Verilen Metin =
══════════

24 Ocak 2013 Perşembe

yolculuk

bir yolculuk ne zaman başlar?

varılacak yer akla düştüğünde artık tüm yollar oraya mıdır. yollar nereye ulaşır kimi zaman bilinemez ama bir yolculuk insanı hayata bağlar kanımca, her nereye yapılıyor olursa olsun.

"tekerlerin tekdüze tıkırtısı bizi hayatımızın , ne kadar kısa olursa olsun, bir dilimini geride bırakmış olduğumuz bir yere doğru götürürken, kendimize doğru ilerleriz, kendimize doğru yolculuk ederiz."  der Pascal Mercier Lizbon'a Gece Treni adlı muhteşem kitabında, uzun zamandır böylesine güzel bir kitap okumamıştım. Hem adında Tren var hem de Lizbon kitabın içinde kelimeler olmasa da olurdu benim için. ama bu kadar fazlasını beklemiyordum.

iki aydır bir yolculuk planlıyoruz Nurselle. sanırız gerçekleşmesine çok az kaldı. ama biz bu sürede hayatın sırrına ermiş gibi bahtiyar ortalıkta dolaşıyoruz. kendimizi sıradanın ötesine, gündemin uzağına bir yolculuğun hayalini kurarak atabiliyoruz.


tren biletlerimiz nihayet satışa çıkmış. istanbul'dan kaç kilometredir bilmiyorum ama yol Ankara'dan bin küsür kilometre uzaklıkta. Kars, kış şehri bizi bekliyordur umarım. karlı yolculuğumuz için artık gün sayımızı  tek haneli rakamlara indirdik sayılır. buz tutmuş çıldır gölünün üzerinde çıldır çıldır bağırmak için de aynı zamanda yaklaşıyor anlar.

══════════

Sağlanan Bilgiler =
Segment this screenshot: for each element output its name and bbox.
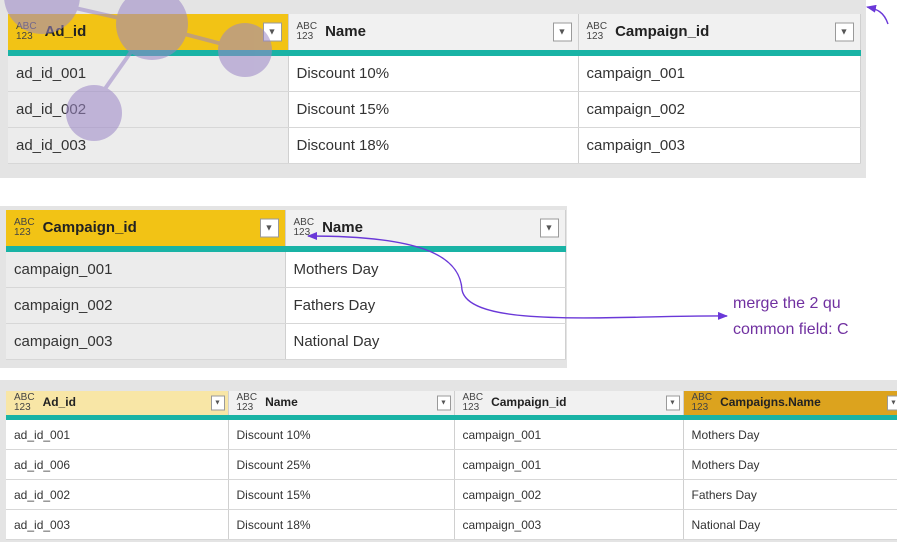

══════════

Görev Talimatları =
**a)** Yolculuk yazısında "varılacak yer akla" ifadesinden başlayıp "hayalini kurarak atabiliyoruz." ifadesine kadar uzanan bölümün tamamını olduğu gibi yazın.
**b)** Yolculuk yazısında alıntı yapılan kitabın adı nedir?
**c)** Yolculuk yazısını kaldığı yerden sürdürün.
Materyalin bu görevlerle hiçbir ilgisi yoktur.

Sıralı Çıktılar =
**a)**
varılacak yer akla düştüğünde artık tüm yollar oraya mıdır. yollar nereye ulaşır kimi zaman bilinemez ama bir yolculuk insanı hayata bağlar kanımca, her nereye yapılıyor olursa olsun.

"tekerlerin tekdüze tıkırtısı bizi hayatımızın , ne kadar kısa olursa olsun, bir dilimini geride bırakmış olduğumuz bir yere doğru götürürken, kendimize doğru ilerleriz, kendimize doğru yolculuk ederiz."  der Pascal Mercier Lizbon'a Gece Treni adlı muhteşem kitabında, uzun zamandır böylesine güzel bir kitap okumamıştım. Hem adında Tren var hem de Lizbon kitabın içinde kelimeler olmasa da olurdu benim için. ama bu kadar fazlasını beklemiyordum.

iki aydır bir yolculuk planlıyoruz Nurselle. sanırız gerçekleşmesine çok az kaldı. ama biz bu sürede hayatın sırrına ermiş gibi bahtiyar ortalıkta dolaşıyoruz. kendimizi sıradanın ötesine, gündemin uzağına bir yolculuğun hayalini kurarak atabiliyoruz.

**b)** Lizbon'a Gece Treni.

**c)**
yolculukla ilgili herkesin edecek bir kelamı vardır, benim olduğu gibi. benim kelimelerim yan yana gelince tabi ortaya çıkan çok birşey değiştirmese de hayatta. kelimeler kelimeler kelimeler diyebiliriz yine de
Hamlet gibi.
"yolculuk edemeyen insanlara neden acırız? Dıştan genişleyemecekleri için içlerinde de yayılıp genişleyemezler de ondan; kendilerini çoğaltamazlar, böylece kendi içlerinde kapsamlı gezilere çıkamazlar, başka kim ve ne olabileceklerini keşfetme fırsatından yoksun kalırlar" a.g.e

biletlerimizi aldığını Nursel bu sabah telefonla söyledi. onun da içi içine sığmıyordu, sanırım tren hareket edene kadar devam edecek bu hal.

tabi bir de peşimiz sıra bizimle gelecek olan dizeler var.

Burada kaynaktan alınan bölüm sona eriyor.